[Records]
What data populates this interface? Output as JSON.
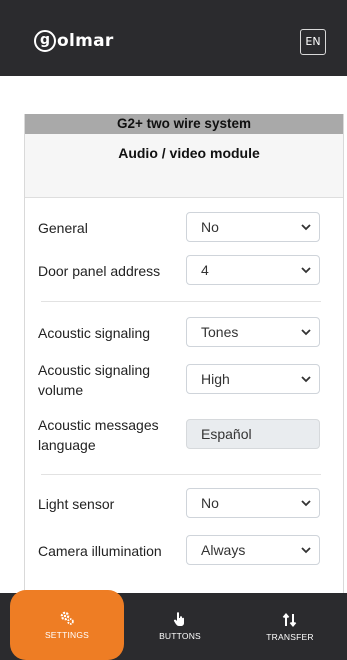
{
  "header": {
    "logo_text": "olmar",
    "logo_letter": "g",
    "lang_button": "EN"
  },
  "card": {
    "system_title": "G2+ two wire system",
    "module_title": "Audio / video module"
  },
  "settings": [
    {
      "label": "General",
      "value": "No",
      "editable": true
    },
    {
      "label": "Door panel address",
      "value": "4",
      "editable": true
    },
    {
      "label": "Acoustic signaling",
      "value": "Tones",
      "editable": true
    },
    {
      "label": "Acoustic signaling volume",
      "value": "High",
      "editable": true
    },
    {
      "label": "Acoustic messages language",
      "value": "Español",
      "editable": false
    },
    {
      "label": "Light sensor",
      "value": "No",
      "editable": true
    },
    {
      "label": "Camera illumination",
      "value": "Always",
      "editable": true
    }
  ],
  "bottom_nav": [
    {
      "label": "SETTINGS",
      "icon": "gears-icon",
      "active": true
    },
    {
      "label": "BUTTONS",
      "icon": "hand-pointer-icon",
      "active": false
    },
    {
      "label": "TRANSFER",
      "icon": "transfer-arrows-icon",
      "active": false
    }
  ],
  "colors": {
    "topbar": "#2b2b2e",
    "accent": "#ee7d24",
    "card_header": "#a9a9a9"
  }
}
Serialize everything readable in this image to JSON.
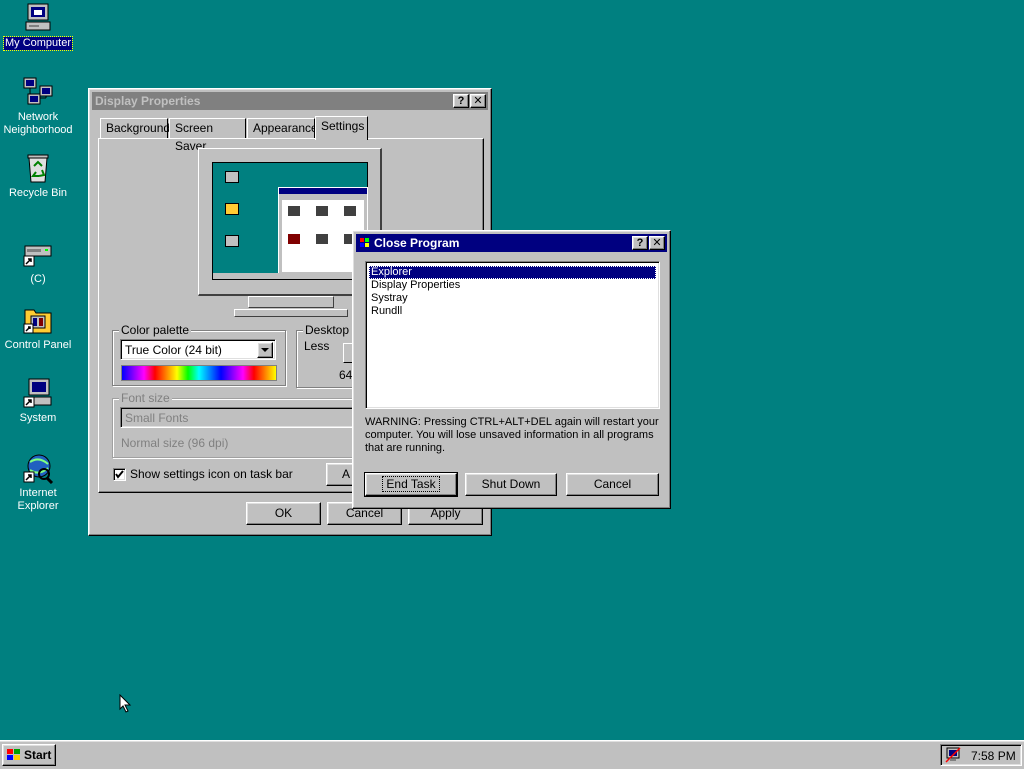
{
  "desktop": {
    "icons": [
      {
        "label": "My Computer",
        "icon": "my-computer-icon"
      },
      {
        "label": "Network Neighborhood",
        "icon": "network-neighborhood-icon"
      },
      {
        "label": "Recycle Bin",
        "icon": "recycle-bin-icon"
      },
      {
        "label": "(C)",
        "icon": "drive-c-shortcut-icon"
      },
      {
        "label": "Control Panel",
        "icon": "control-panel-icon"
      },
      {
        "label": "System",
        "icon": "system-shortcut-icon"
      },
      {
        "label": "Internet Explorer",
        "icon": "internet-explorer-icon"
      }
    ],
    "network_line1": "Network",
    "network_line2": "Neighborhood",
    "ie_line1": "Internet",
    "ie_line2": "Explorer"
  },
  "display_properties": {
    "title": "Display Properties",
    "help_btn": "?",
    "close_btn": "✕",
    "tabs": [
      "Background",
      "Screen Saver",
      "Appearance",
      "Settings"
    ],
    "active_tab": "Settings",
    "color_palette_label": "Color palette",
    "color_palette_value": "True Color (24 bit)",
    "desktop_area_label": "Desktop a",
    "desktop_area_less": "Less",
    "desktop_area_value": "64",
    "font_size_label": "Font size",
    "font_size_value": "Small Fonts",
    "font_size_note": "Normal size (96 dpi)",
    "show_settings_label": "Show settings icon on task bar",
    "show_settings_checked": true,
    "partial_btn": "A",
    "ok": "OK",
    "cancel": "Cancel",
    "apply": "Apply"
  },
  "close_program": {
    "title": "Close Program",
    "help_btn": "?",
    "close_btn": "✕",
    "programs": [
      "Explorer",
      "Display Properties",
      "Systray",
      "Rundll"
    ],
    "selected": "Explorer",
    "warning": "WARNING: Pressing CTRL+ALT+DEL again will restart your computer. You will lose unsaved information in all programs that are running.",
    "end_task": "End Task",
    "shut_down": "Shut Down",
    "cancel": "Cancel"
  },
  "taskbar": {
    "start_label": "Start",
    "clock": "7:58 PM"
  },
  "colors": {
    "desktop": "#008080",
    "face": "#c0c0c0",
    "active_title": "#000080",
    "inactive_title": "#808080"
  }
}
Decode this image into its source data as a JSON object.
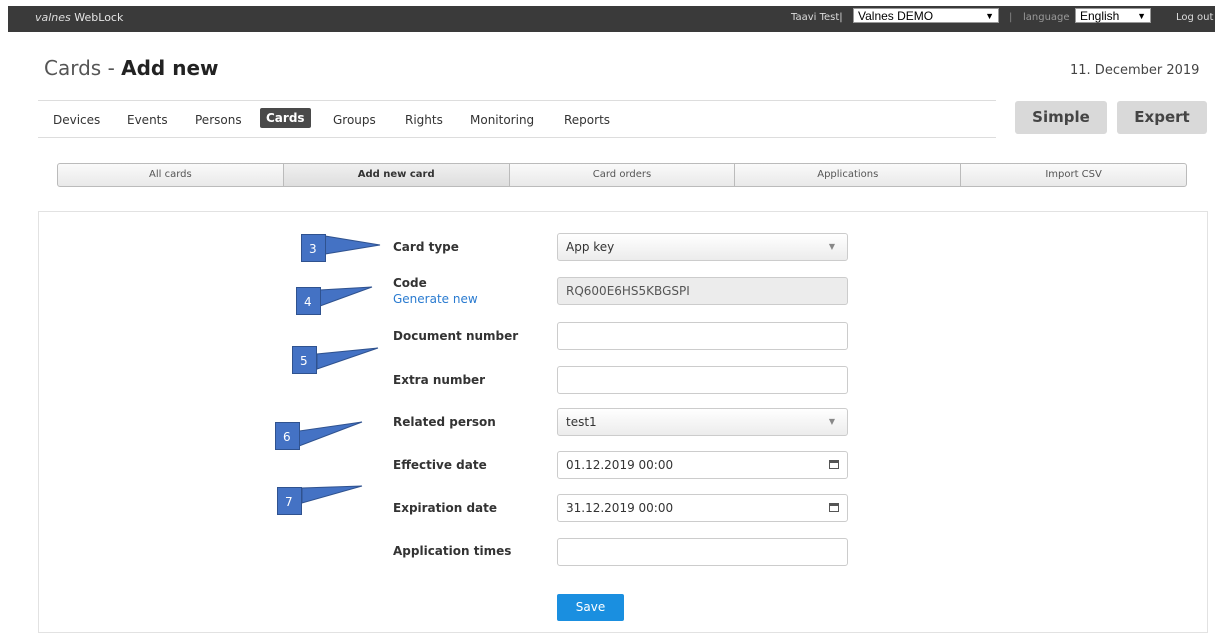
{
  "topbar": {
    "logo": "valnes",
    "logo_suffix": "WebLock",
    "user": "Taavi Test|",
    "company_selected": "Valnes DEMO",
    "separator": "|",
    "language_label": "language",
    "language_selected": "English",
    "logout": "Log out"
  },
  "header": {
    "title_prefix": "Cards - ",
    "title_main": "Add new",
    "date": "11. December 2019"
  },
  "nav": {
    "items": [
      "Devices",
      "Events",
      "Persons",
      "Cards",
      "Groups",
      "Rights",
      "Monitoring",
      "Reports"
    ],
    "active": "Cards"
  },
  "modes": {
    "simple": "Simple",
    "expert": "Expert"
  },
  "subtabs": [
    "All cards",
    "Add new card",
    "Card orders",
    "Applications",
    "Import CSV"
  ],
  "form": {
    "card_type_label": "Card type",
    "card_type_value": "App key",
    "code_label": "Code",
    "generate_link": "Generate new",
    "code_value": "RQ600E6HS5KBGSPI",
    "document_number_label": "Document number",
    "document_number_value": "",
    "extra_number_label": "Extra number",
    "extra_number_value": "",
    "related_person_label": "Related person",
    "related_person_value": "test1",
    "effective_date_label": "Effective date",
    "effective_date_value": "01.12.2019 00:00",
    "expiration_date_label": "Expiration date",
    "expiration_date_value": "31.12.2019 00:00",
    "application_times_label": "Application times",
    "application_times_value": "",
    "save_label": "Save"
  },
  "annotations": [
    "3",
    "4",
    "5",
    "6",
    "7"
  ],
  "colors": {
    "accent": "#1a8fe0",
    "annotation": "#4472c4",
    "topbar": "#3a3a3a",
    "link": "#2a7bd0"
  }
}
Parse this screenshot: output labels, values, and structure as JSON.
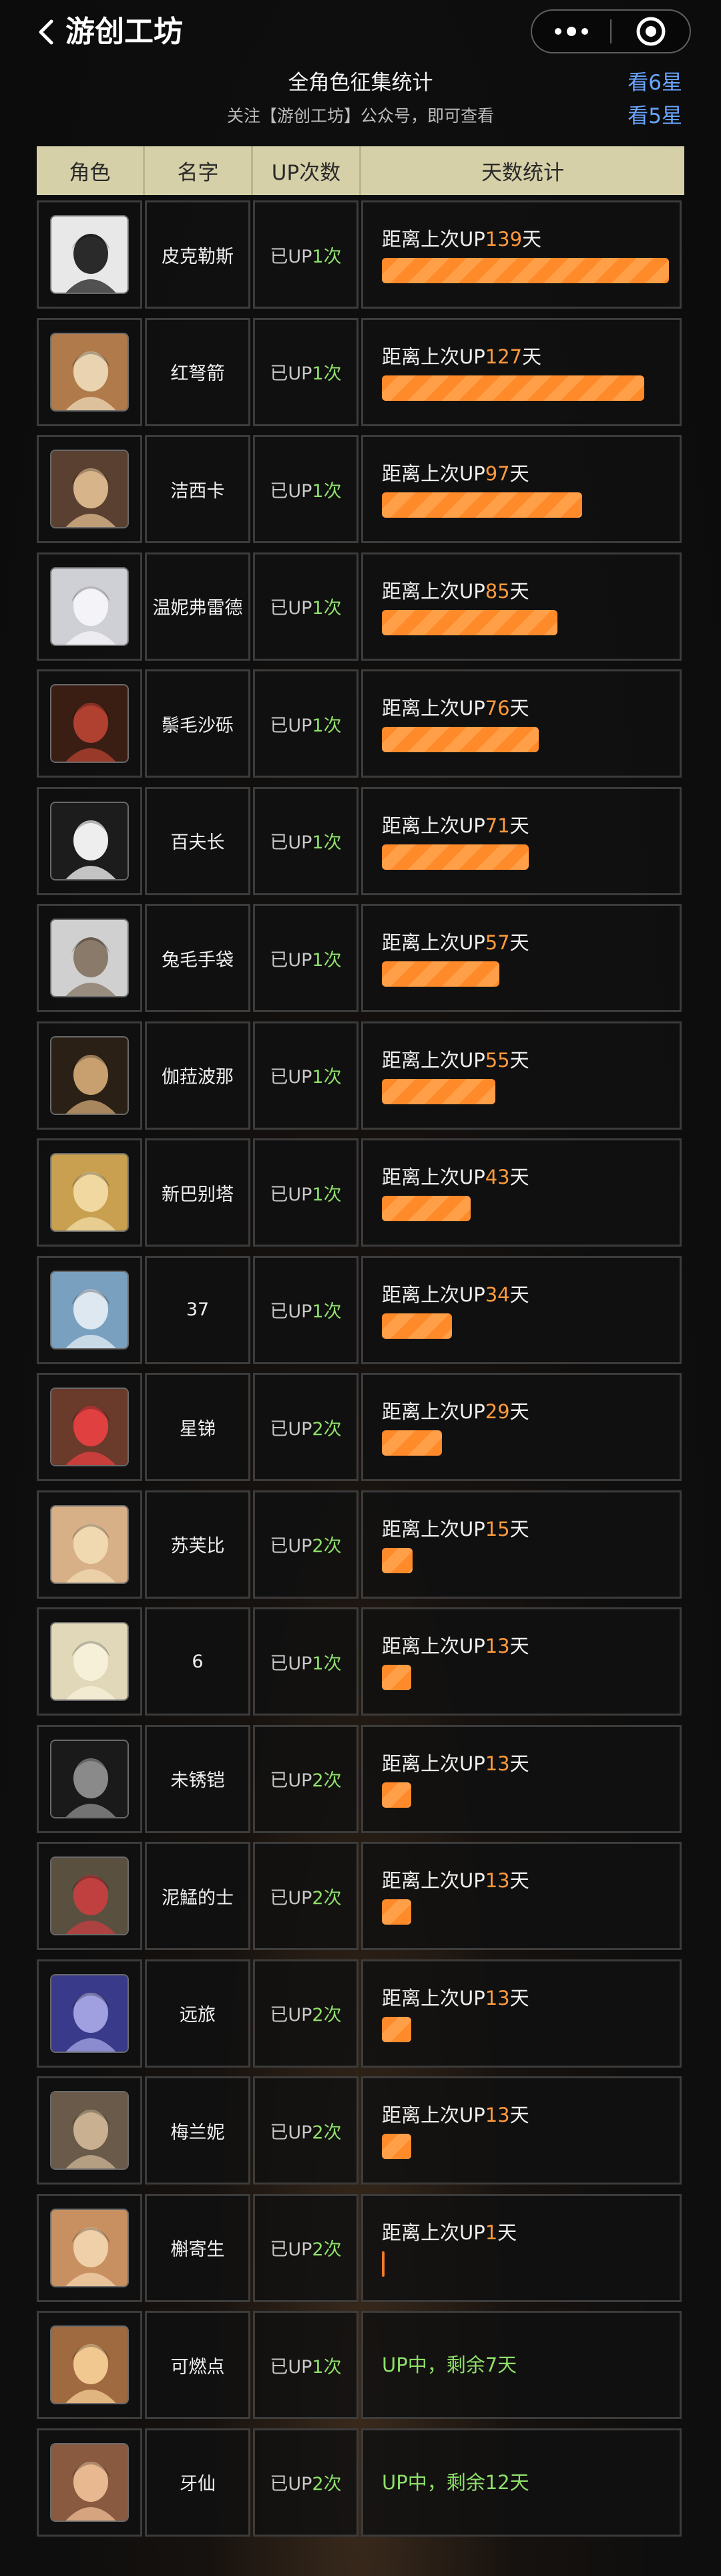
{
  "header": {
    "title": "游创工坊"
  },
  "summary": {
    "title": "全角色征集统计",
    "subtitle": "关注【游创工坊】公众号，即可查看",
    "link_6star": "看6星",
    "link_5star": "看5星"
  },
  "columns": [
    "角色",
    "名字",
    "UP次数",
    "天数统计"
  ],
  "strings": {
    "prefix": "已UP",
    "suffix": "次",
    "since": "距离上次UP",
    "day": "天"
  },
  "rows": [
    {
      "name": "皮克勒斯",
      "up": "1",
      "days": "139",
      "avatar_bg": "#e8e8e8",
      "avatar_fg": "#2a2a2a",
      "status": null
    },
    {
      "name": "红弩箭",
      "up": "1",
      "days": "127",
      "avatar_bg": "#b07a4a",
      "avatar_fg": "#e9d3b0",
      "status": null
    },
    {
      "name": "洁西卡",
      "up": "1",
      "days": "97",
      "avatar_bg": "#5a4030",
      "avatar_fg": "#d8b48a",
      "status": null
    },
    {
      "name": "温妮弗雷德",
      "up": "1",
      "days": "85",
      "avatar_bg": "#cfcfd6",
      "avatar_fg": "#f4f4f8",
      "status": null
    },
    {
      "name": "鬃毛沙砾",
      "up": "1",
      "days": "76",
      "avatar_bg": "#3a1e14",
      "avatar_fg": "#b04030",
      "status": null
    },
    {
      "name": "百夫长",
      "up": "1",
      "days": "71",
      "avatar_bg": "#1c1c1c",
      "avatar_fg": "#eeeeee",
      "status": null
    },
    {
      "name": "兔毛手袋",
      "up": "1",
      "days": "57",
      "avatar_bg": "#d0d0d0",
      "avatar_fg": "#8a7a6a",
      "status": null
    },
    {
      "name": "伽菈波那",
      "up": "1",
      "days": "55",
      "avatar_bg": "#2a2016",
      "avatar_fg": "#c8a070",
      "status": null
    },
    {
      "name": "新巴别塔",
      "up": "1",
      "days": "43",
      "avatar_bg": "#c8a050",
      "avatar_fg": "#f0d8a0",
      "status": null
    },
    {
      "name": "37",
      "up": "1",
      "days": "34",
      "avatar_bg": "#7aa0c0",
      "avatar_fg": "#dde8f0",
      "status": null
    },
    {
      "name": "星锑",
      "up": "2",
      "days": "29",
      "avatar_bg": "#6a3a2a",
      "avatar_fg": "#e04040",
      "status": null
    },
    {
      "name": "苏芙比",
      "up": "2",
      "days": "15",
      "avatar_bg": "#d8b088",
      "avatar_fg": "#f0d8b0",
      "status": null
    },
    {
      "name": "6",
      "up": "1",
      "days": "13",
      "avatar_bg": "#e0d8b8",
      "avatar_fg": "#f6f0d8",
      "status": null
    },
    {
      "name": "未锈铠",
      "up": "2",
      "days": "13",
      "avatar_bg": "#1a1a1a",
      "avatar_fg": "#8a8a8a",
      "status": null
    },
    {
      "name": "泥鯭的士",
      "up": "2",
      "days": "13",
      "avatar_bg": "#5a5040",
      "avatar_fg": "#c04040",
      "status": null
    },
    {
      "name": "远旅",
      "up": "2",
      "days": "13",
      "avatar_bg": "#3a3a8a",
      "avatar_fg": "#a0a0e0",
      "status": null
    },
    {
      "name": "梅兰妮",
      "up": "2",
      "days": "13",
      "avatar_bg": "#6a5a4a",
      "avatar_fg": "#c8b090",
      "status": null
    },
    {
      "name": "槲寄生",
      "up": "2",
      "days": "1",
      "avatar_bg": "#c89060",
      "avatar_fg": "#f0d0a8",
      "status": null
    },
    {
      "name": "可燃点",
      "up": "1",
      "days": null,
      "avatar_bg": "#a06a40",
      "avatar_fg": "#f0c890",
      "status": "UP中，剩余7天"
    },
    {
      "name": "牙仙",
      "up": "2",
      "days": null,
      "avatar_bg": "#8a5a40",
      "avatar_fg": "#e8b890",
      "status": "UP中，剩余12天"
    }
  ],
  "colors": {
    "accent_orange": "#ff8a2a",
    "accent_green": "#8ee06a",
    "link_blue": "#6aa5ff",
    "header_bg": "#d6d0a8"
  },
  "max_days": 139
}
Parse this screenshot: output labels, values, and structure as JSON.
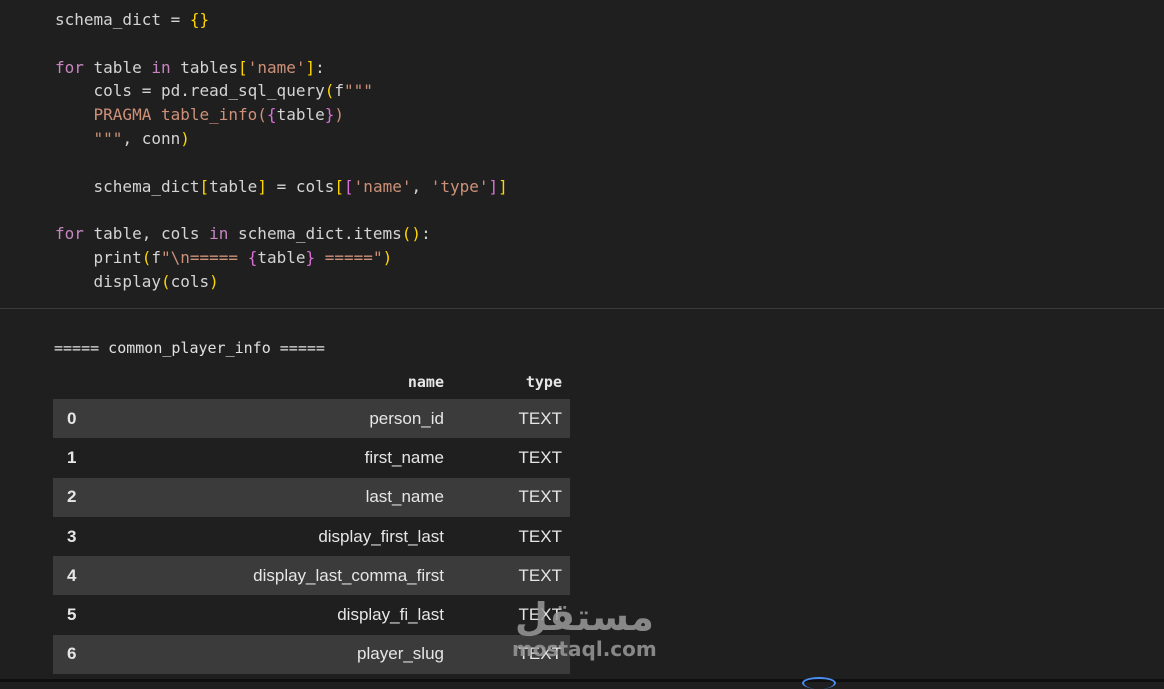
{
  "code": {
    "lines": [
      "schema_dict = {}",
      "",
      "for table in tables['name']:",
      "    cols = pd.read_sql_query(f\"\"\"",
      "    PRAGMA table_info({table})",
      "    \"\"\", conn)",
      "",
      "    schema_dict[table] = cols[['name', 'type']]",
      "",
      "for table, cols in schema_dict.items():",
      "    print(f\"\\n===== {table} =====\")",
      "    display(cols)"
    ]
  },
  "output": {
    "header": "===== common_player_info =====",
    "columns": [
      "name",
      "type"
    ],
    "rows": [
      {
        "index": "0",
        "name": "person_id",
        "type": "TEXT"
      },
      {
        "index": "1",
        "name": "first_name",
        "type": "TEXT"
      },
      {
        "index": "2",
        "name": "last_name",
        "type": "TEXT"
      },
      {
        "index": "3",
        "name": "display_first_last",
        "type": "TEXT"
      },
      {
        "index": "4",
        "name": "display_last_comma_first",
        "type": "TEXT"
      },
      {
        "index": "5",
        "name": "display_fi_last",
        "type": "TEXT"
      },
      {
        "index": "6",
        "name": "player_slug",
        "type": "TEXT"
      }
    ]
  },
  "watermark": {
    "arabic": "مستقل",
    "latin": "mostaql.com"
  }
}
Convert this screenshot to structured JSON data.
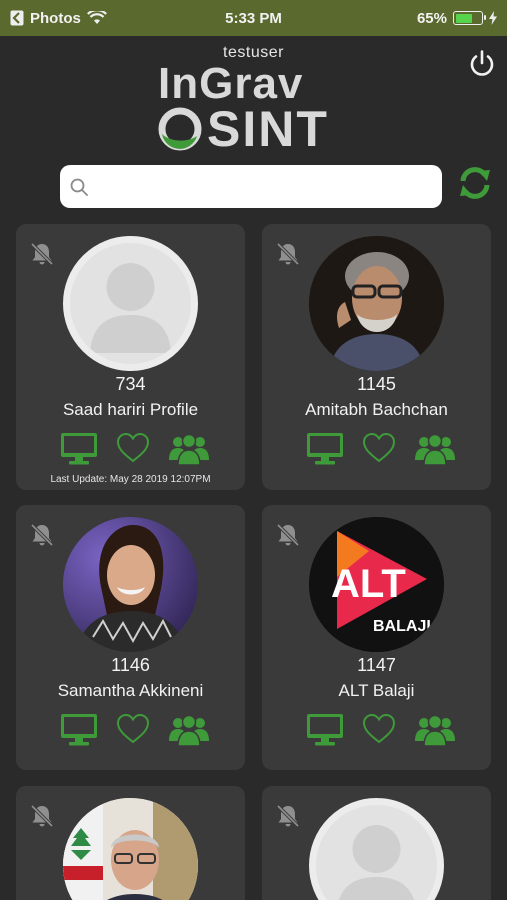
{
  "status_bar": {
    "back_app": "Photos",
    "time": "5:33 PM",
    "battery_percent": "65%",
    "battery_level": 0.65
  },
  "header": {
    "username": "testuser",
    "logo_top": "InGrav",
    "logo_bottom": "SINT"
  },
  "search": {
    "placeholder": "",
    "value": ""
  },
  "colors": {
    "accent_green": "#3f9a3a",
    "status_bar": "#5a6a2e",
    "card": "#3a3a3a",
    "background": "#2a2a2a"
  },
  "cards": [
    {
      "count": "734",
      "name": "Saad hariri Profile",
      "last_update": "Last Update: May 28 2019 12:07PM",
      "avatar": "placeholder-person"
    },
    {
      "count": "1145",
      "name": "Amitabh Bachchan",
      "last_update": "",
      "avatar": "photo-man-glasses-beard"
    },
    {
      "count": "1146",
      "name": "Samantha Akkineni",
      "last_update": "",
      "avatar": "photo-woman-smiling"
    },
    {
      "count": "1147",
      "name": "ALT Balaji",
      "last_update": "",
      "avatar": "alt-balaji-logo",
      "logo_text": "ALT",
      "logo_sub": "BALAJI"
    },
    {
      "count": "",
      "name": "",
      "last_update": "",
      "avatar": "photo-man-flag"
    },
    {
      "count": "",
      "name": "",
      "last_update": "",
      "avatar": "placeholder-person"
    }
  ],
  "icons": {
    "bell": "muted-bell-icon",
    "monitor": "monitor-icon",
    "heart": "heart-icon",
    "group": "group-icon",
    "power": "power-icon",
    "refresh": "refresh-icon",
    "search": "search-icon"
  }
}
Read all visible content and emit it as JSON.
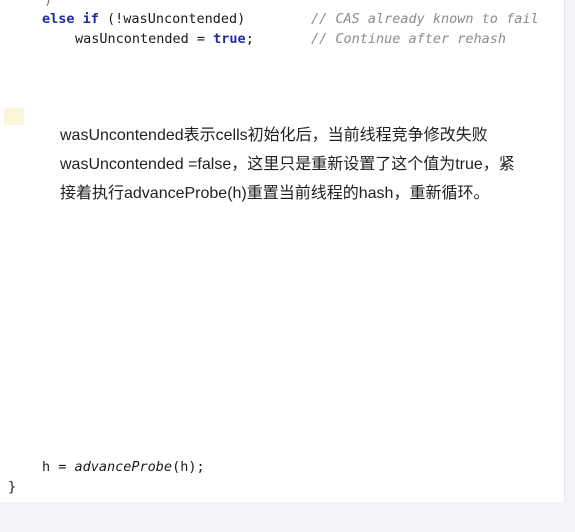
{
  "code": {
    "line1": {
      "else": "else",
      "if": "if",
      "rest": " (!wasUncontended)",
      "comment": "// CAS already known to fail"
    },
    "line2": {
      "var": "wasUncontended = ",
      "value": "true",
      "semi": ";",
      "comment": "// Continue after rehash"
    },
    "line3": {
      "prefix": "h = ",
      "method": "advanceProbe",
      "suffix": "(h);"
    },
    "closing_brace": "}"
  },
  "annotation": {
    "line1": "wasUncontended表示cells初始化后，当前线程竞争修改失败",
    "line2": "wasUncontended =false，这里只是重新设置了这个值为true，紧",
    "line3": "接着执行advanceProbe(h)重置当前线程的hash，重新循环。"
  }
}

● EXERCISE DESCRIPTION
From the line containing "Read all visible content and emit it as JSON." to the end of the data above, give those lines again verbatim, with both endpoints included and no images.

● RESPONSE FOR THIS EXERCISE
Read all visible content and emit it as JSON.
{
  "code": {
    "line1": {
      "else": "else",
      "if": "if",
      "rest": " (!wasUncontended)",
      "comment": "// CAS already known to fail"
    },
    "line2": {
      "var": "wasUncontended = ",
      "value": "true",
      "semi": ";",
      "comment": "// Continue after rehash"
    },
    "line3": {
      "prefix": "h = ",
      "method": "advanceProbe",
      "suffix": "(h);"
    },
    "closing_brace": "}"
  },
  "annotation": {
    "line1": "wasUncontended表示cells初始化后，当前线程竞争修改失败",
    "line2": "wasUncontended =false，这里只是重新设置了这个值为true，紧",
    "line3": "接着执行advanceProbe(h)重置当前线程的hash，重新循环。"
  }
}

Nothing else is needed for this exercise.